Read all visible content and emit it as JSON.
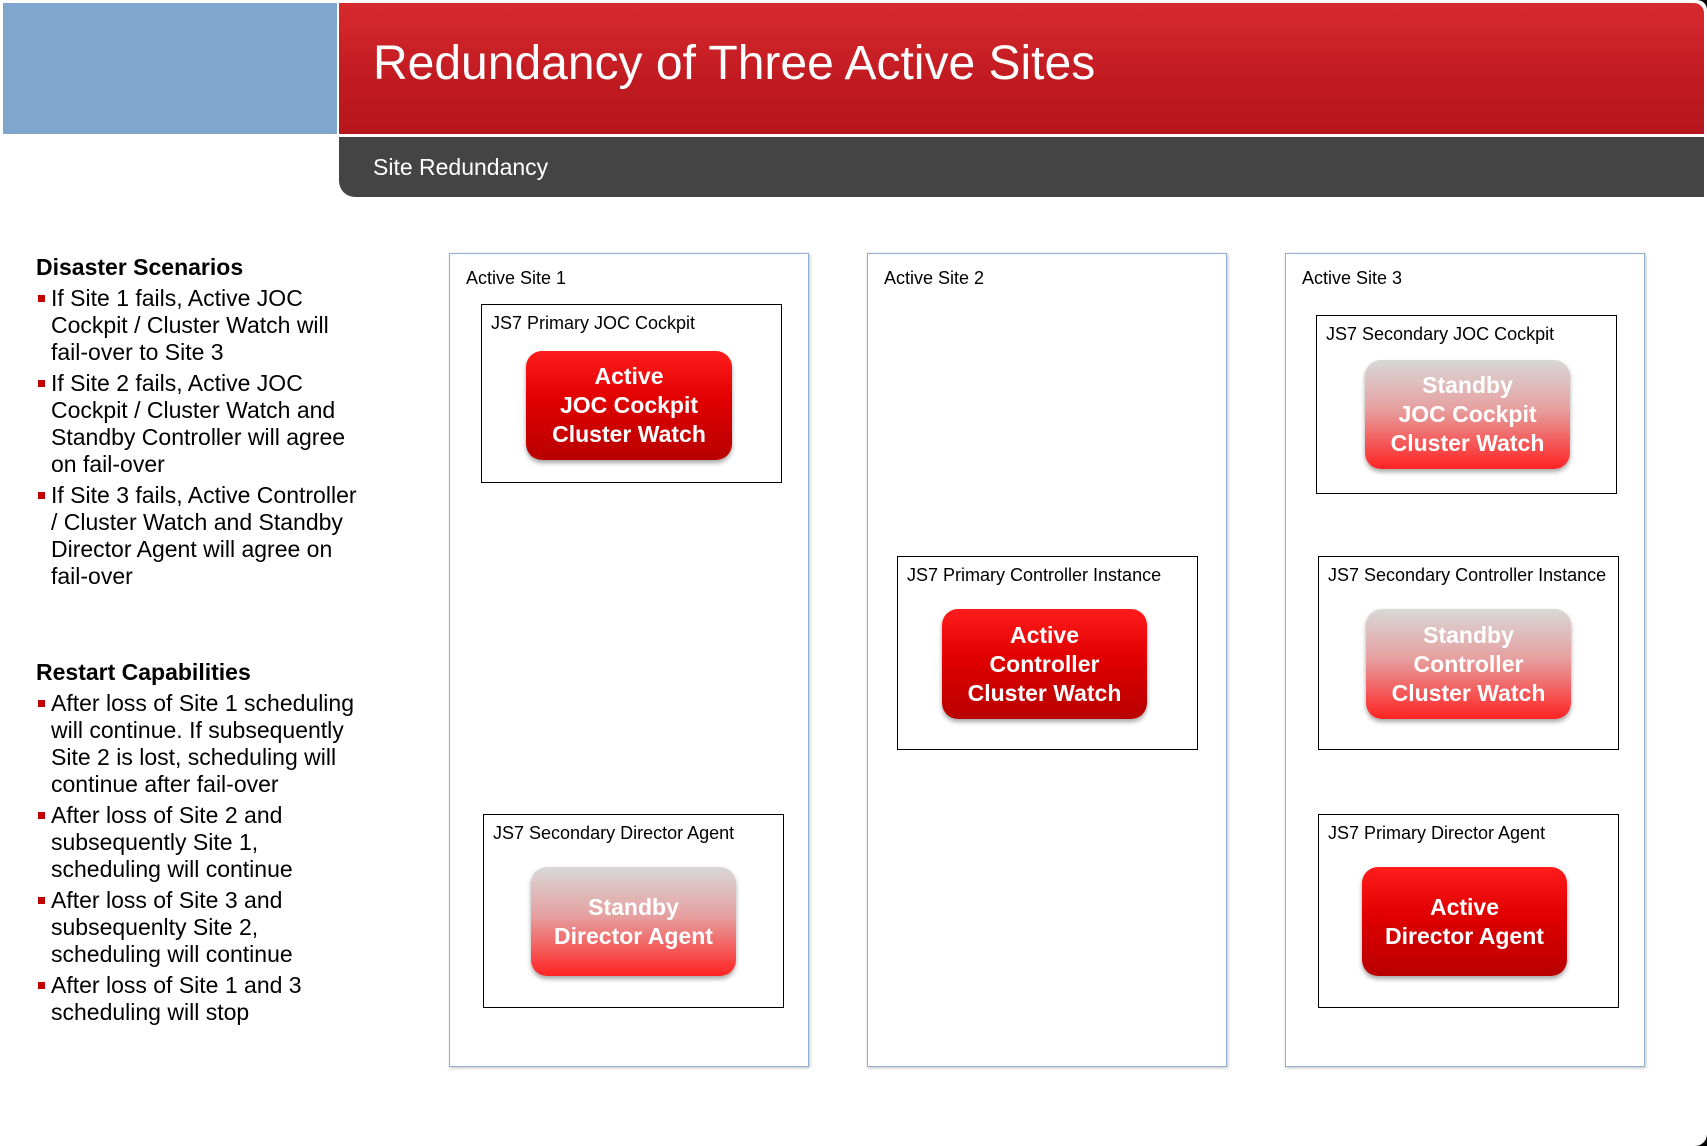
{
  "header": {
    "title": "Redundancy of Three Active Sites",
    "subtitle": "Site Redundancy"
  },
  "disaster": {
    "heading": "Disaster Scenarios",
    "items": [
      "If Site 1 fails, Active JOC Cockpit / Cluster Watch will fail-over to Site 3",
      "If Site 2 fails, Active JOC Cockpit / Cluster Watch and Standby Controller will agree on fail-over",
      "If Site 3 fails, Active Controller / Cluster Watch and Standby Director Agent will agree on fail-over"
    ]
  },
  "restart": {
    "heading": "Restart Capabilities",
    "items": [
      "After loss of Site 1 scheduling will continue. If subsequently Site 2 is lost, scheduling will continue after fail-over",
      "After loss of Site 2 and subsequently Site 1, scheduling will continue",
      "After loss of Site 3 and subsequenlty Site 2, scheduling will continue",
      "After loss of Site 1 and 3 scheduling will stop"
    ]
  },
  "sites": [
    {
      "label": "Active Site 1",
      "components": [
        {
          "label": "JS7 Primary JOC Cockpit",
          "state": "active",
          "lines": [
            "Active",
            "JOC Cockpit",
            "Cluster Watch"
          ]
        },
        {
          "label": "JS7 Secondary Director Agent",
          "state": "standby",
          "lines": [
            "Standby",
            "Director Agent"
          ]
        }
      ]
    },
    {
      "label": "Active Site 2",
      "components": [
        {
          "label": "JS7 Primary Controller Instance",
          "state": "active",
          "lines": [
            "Active",
            "Controller",
            "Cluster Watch"
          ]
        }
      ]
    },
    {
      "label": "Active Site 3",
      "components": [
        {
          "label": "JS7 Secondary JOC Cockpit",
          "state": "standby",
          "lines": [
            "Standby",
            "JOC Cockpit",
            "Cluster Watch"
          ]
        },
        {
          "label": "JS7 Secondary Controller Instance",
          "state": "standby",
          "lines": [
            "Standby",
            "Controller",
            "Cluster Watch"
          ]
        },
        {
          "label": "JS7 Primary Director Agent",
          "state": "active",
          "lines": [
            "Active",
            "Director Agent"
          ]
        }
      ]
    }
  ],
  "colors": {
    "header_red": "#c8191f",
    "header_blue": "#7fa6cd",
    "subheader_gray": "#444444",
    "bullet_red": "#c00000",
    "active_red": "#e00000"
  }
}
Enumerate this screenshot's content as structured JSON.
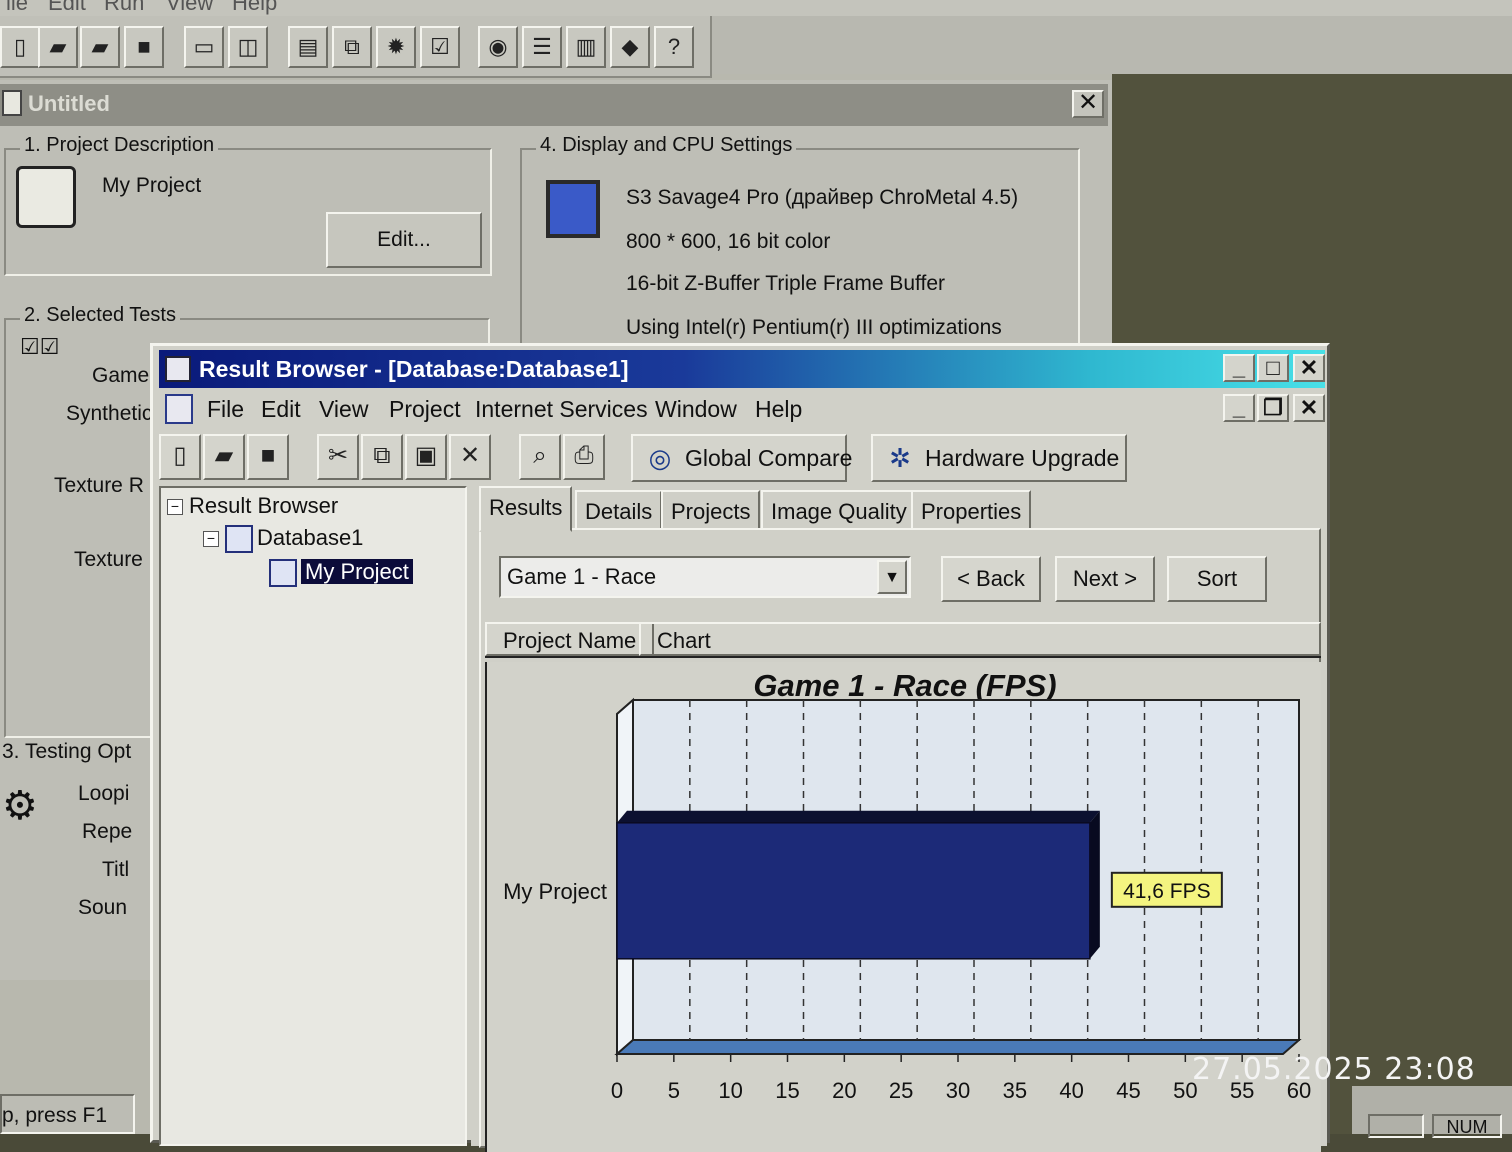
{
  "background_app": {
    "menu": [
      "ile",
      "Edit",
      "Run",
      "View",
      "Help"
    ],
    "toolbar_icons": [
      "new-file-icon",
      "open-folder-icon",
      "open-project-icon",
      "save-icon",
      "computer-icon",
      "scan-icon",
      "document-icon",
      "network-icon",
      "settings-gear-icon",
      "check-icon",
      "disc-icon",
      "list-icon",
      "book-icon",
      "eraser-icon",
      "help-icon"
    ],
    "window": {
      "title": "Untitled",
      "close_label": "✕",
      "group1": {
        "label": "1. Project Description",
        "project_name": "My Project",
        "edit_button": "Edit..."
      },
      "group2": {
        "label": "2. Selected Tests",
        "items": [
          "Game",
          "Synthetic",
          "Texture R",
          "Texture"
        ]
      },
      "group3": {
        "label": "3. Testing Opt",
        "items": [
          "Loopi",
          "Repe",
          "Titl",
          "Soun"
        ]
      },
      "group4": {
        "label": "4. Display and CPU Settings",
        "lines": [
          "S3 Savage4 Pro (драйвер ChroMetal 4.5)",
          "800 * 600, 16 bit color",
          "16-bit Z-Buffer  Triple Frame Buffer",
          "Using  Intel(r) Pentium(r) III optimizations"
        ]
      }
    },
    "status_left": "p, press F1",
    "status_right": "NUM"
  },
  "result_browser": {
    "title": "Result Browser - [Database:Database1]",
    "caption_buttons": {
      "minimize": "_",
      "maximize": "□",
      "close": "✕"
    },
    "mdi_buttons": {
      "minimize": "_",
      "restore": "❐",
      "close": "✕"
    },
    "menu": [
      "File",
      "Edit",
      "View",
      "Project",
      "Internet Services",
      "Window",
      "Help"
    ],
    "toolbar": {
      "icons": [
        "new-icon",
        "open-icon",
        "save-icon",
        "cut-icon",
        "copy-icon",
        "paste-icon",
        "delete-icon",
        "print-preview-icon",
        "print-icon"
      ],
      "global_compare": "Global Compare",
      "hardware_upgrade": "Hardware Upgrade"
    },
    "tree": {
      "root": "Result Browser",
      "database": "Database1",
      "project": "My Project"
    },
    "tabs": [
      "Results",
      "Details",
      "Projects",
      "Image Quality",
      "Properties"
    ],
    "active_tab": "Results",
    "test_select": {
      "value": "Game 1 - Race"
    },
    "nav": {
      "back": "< Back",
      "next": "Next >",
      "sort": "Sort"
    },
    "grid_columns": [
      "Project Name",
      "Chart"
    ]
  },
  "chart_data": {
    "type": "bar",
    "orientation": "horizontal",
    "title": "Game 1 - Race (FPS)",
    "categories": [
      "My Project"
    ],
    "values": [
      41.6
    ],
    "value_label": "41,6 FPS",
    "xlim": [
      0,
      60
    ],
    "x_ticks": [
      "0",
      "5",
      "10",
      "15",
      "20",
      "25",
      "30",
      "35",
      "40",
      "45",
      "50",
      "55",
      "60"
    ],
    "grid": true,
    "colors": {
      "bar": "#1c2a78",
      "plot_bg": "#dfe6ee",
      "label_bg": "#f4f480"
    }
  },
  "timestamp": "27.05.2025 23:08"
}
----------------------------------------
* _Exercise task_
Copy the listing over exactly, skipping the pictures it holds.

* _The output_
Read all visible content and emit it as JSON.
{
  "header": {
    "title": "Redundancy of Three Active Sites",
    "subtitle": "Site Redundancy"
  },
  "disaster": {
    "heading": "Disaster Scenarios",
    "items": [
      "If Site 1 fails, Active JOC Cockpit / Cluster Watch will fail-over to Site 3",
      "If Site 2 fails, Active JOC Cockpit / Cluster Watch and Standby Controller will agree on fail-over",
      "If Site 3 fails, Active Controller / Cluster Watch and Standby Director Agent will agree on fail-over"
    ]
  },
  "restart": {
    "heading": "Restart Capabilities",
    "items": [
      "After loss of Site 1 scheduling will continue. If subsequently Site 2 is lost, scheduling will continue after fail-over",
      "After loss of Site 2 and subsequently Site 1, scheduling will continue",
      "After loss of Site 3 and subsequenlty Site 2, scheduling will continue",
      "After loss of Site 1 and 3 scheduling will stop"
    ]
  },
  "sites": [
    {
      "label": "Active Site 1",
      "components": [
        {
          "label": "JS7 Primary JOC Cockpit",
          "state": "active",
          "lines": [
            "Active",
            "JOC Cockpit",
            "Cluster Watch"
          ]
        },
        {
          "label": "JS7 Secondary Director Agent",
          "state": "standby",
          "lines": [
            "Standby",
            "Director Agent"
          ]
        }
      ]
    },
    {
      "label": "Active Site 2",
      "components": [
        {
          "label": "JS7 Primary Controller Instance",
          "state": "active",
          "lines": [
            "Active",
            "Controller",
            "Cluster Watch"
          ]
        }
      ]
    },
    {
      "label": "Active Site 3",
      "components": [
        {
          "label": "JS7 Secondary JOC Cockpit",
          "state": "standby",
          "lines": [
            "Standby",
            "JOC Cockpit",
            "Cluster Watch"
          ]
        },
        {
          "label": "JS7 Secondary Controller Instance",
          "state": "standby",
          "lines": [
            "Standby",
            "Controller",
            "Cluster Watch"
          ]
        },
        {
          "label": "JS7 Primary Director Agent",
          "state": "active",
          "lines": [
            "Active",
            "Director Agent"
          ]
        }
      ]
    }
  ],
  "colors": {
    "header_red": "#c8191f",
    "header_blue": "#7fa6cd",
    "subheader_gray": "#444444",
    "bullet_red": "#c00000",
    "active_red": "#e00000"
  }
}
Enumerate this screenshot's content as structured JSON.
{
  "background_app": {
    "menu": [
      "ile",
      "Edit",
      "Run",
      "View",
      "Help"
    ],
    "toolbar_icons": [
      "new-file-icon",
      "open-folder-icon",
      "open-project-icon",
      "save-icon",
      "computer-icon",
      "scan-icon",
      "document-icon",
      "network-icon",
      "settings-gear-icon",
      "check-icon",
      "disc-icon",
      "list-icon",
      "book-icon",
      "eraser-icon",
      "help-icon"
    ],
    "window": {
      "title": "Untitled",
      "close_label": "✕",
      "group1": {
        "label": "1. Project Description",
        "project_name": "My Project",
        "edit_button": "Edit..."
      },
      "group2": {
        "label": "2. Selected Tests",
        "items": [
          "Game",
          "Synthetic",
          "Texture R",
          "Texture"
        ]
      },
      "group3": {
        "label": "3. Testing Opt",
        "items": [
          "Loopi",
          "Repe",
          "Titl",
          "Soun"
        ]
      },
      "group4": {
        "label": "4. Display and CPU Settings",
        "lines": [
          "S3 Savage4 Pro (драйвер ChroMetal 4.5)",
          "800 * 600, 16 bit color",
          "16-bit Z-Buffer  Triple Frame Buffer",
          "Using  Intel(r) Pentium(r) III optimizations"
        ]
      }
    },
    "status_left": "p, press F1",
    "status_right": "NUM"
  },
  "result_browser": {
    "title": "Result Browser - [Database:Database1]",
    "caption_buttons": {
      "minimize": "_",
      "maximize": "□",
      "close": "✕"
    },
    "mdi_buttons": {
      "minimize": "_",
      "restore": "❐",
      "close": "✕"
    },
    "menu": [
      "File",
      "Edit",
      "View",
      "Project",
      "Internet Services",
      "Window",
      "Help"
    ],
    "toolbar": {
      "icons": [
        "new-icon",
        "open-icon",
        "save-icon",
        "cut-icon",
        "copy-icon",
        "paste-icon",
        "delete-icon",
        "print-preview-icon",
        "print-icon"
      ],
      "global_compare": "Global Compare",
      "hardware_upgrade": "Hardware Upgrade"
    },
    "tree": {
      "root": "Result Browser",
      "database": "Database1",
      "project": "My Project"
    },
    "tabs": [
      "Results",
      "Details",
      "Projects",
      "Image Quality",
      "Properties"
    ],
    "active_tab": "Results",
    "test_select": {
      "value": "Game 1 - Race"
    },
    "nav": {
      "back": "< Back",
      "next": "Next >",
      "sort": "Sort"
    },
    "grid_columns": [
      "Project Name",
      "Chart"
    ]
  },
  "chart_data": {
    "type": "bar",
    "orientation": "horizontal",
    "title": "Game 1 - Race (FPS)",
    "categories": [
      "My Project"
    ],
    "values": [
      41.6
    ],
    "value_label": "41,6 FPS",
    "xlim": [
      0,
      60
    ],
    "x_ticks": [
      "0",
      "5",
      "10",
      "15",
      "20",
      "25",
      "30",
      "35",
      "40",
      "45",
      "50",
      "55",
      "60"
    ],
    "grid": true,
    "colors": {
      "bar": "#1c2a78",
      "plot_bg": "#dfe6ee",
      "label_bg": "#f4f480"
    }
  },
  "timestamp": "27.05.2025 23:08"
}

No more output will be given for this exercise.